BEGIN Data entries

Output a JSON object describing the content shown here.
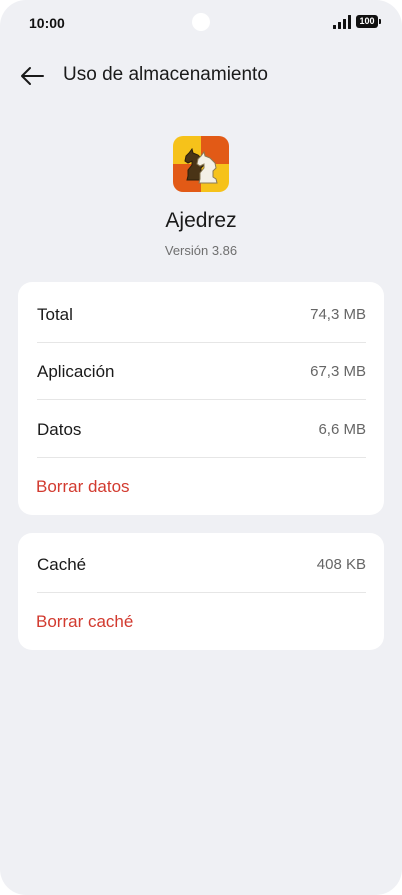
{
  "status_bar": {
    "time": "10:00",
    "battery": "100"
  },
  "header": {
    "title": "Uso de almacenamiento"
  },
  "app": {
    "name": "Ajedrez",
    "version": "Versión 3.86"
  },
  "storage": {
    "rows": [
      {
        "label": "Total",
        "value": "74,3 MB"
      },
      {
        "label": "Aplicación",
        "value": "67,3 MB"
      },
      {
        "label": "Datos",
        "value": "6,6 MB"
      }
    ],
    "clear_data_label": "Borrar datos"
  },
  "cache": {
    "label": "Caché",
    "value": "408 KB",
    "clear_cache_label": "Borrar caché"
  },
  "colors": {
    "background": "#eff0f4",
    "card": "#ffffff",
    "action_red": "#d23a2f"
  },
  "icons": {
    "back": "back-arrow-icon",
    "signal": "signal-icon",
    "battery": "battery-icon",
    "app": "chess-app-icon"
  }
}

END Data entries

* **Goal**:
Copy each line containing the word "Borrar" from the data.

* **The response**:
    "clear_data_label": "Borrar datos"
    "clear_cache_label": "Borrar caché"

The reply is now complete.